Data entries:
^^^^^^^^

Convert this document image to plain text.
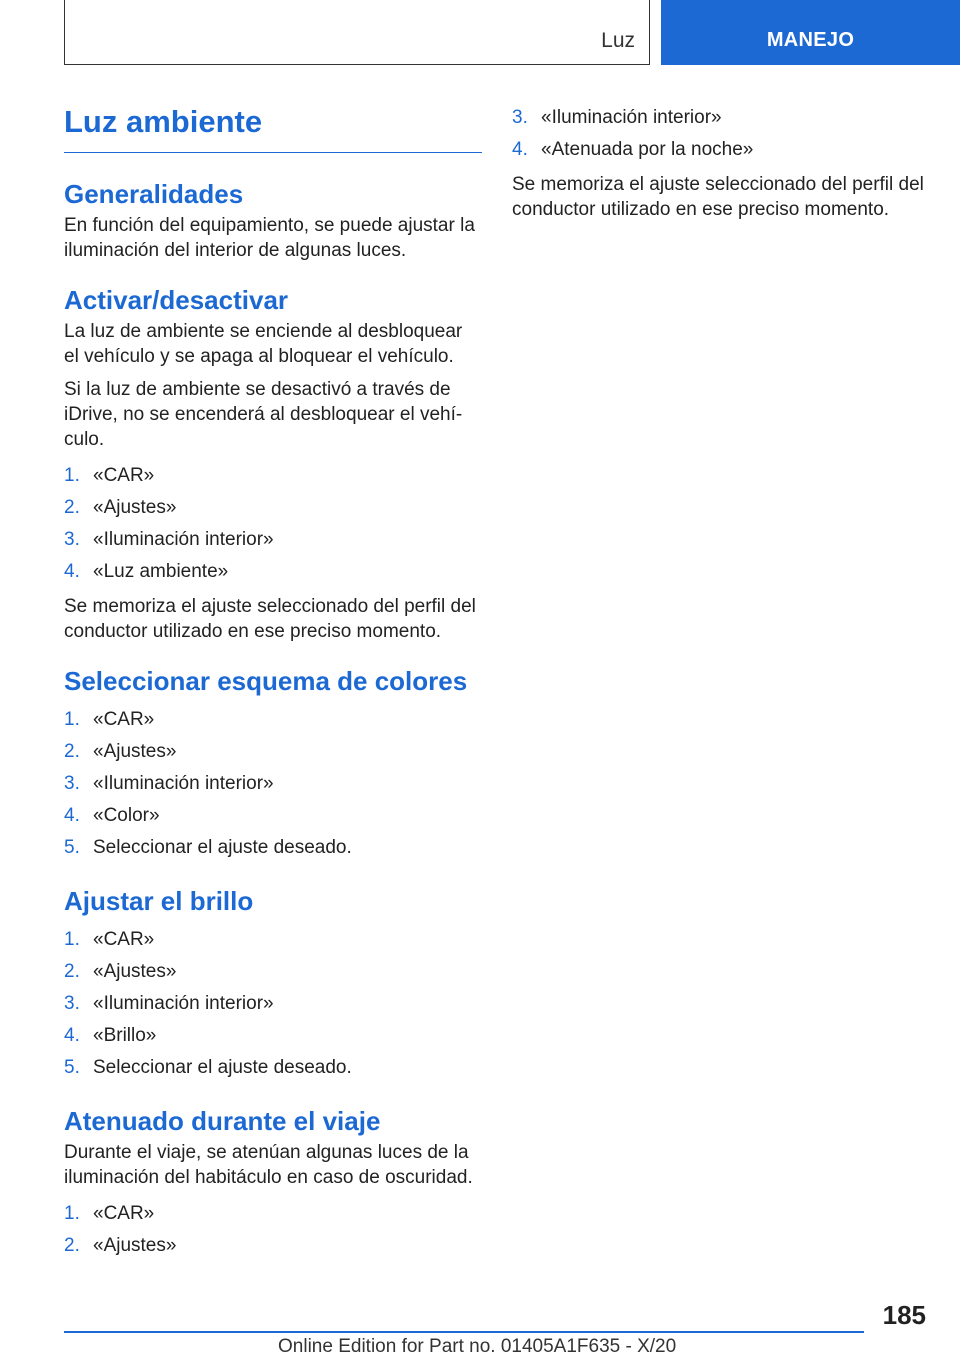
Luz	MANEJO
Luz ambiente
Generalidades

En función del equipamiento, se puede ajustar la iluminación del interior de algunas luces.

Activar/desactivar

La luz de ambiente se enciende al desbloquear el vehículo y se apaga al bloquear el vehículo.

Si la luz de ambiente se desactivó a través de iDrive, no se encenderá al desbloquear el vehí‑ culo.

1. «CAR»
2. «Ajustes»
3. «Iluminación interior»
4. «Luz ambiente»

Se memoriza el ajuste seleccionado del perfil del conductor utilizado en ese preciso momento.

Seleccionar esquema de colores
1. «CAR»
2. «Ajustes»
3. «Iluminación interior»
4. «Color»
5. Seleccionar el ajuste deseado.
Ajustar el brillo
1. «CAR»
2. «Ajustes»
3. «Iluminación interior»
4. «Brillo»
5. Seleccionar el ajuste deseado.
Atenuado durante el viaje

Durante el viaje, se atenúan algunas luces de la iluminación del habitáculo en caso de oscuridad.

1. «CAR»
2. «Ajustes»
3. «Iluminación interior»
4. «Atenuada por la noche»

Se memoriza el ajuste seleccionado del perfil del conductor utilizado en ese preciso momento.

185
Online Edition for Part no. 01405A1F635 - X/20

^^^^^^^^

_What needs to be done_. Leave the images out, please, and restate each line word for word.

_Task solution_.
Convert this document image to plain text.
Luz	MANEJO
Luz ambiente
Generalidades

En función del equipamiento, se puede ajustar la iluminación del interior de algunas luces.

Activar/desactivar

La luz de ambiente se enciende al desbloquear el vehículo y se apaga al bloquear el vehículo.

Si la luz de ambiente se desactivó a través de iDrive, no se encenderá al desbloquear el vehí‑ culo.

1. «CAR»
2. «Ajustes»
3. «Iluminación interior»
4. «Luz ambiente»

Se memoriza el ajuste seleccionado del perfil del conductor utilizado en ese preciso momento.

Seleccionar esquema de colores
1. «CAR»
2. «Ajustes»
3. «Iluminación interior»
4. «Color»
5. Seleccionar el ajuste deseado.
Ajustar el brillo
1. «CAR»
2. «Ajustes»
3. «Iluminación interior»
4. «Brillo»
5. Seleccionar el ajuste deseado.
Atenuado durante el viaje

Durante el viaje, se atenúan algunas luces de la iluminación del habitáculo en caso de oscuridad.

1. «CAR»
2. «Ajustes»
3. «Iluminación interior»
4. «Atenuada por la noche»

Se memoriza el ajuste seleccionado del perfil del conductor utilizado en ese preciso momento.

185
Online Edition for Part no. 01405A1F635 - X/20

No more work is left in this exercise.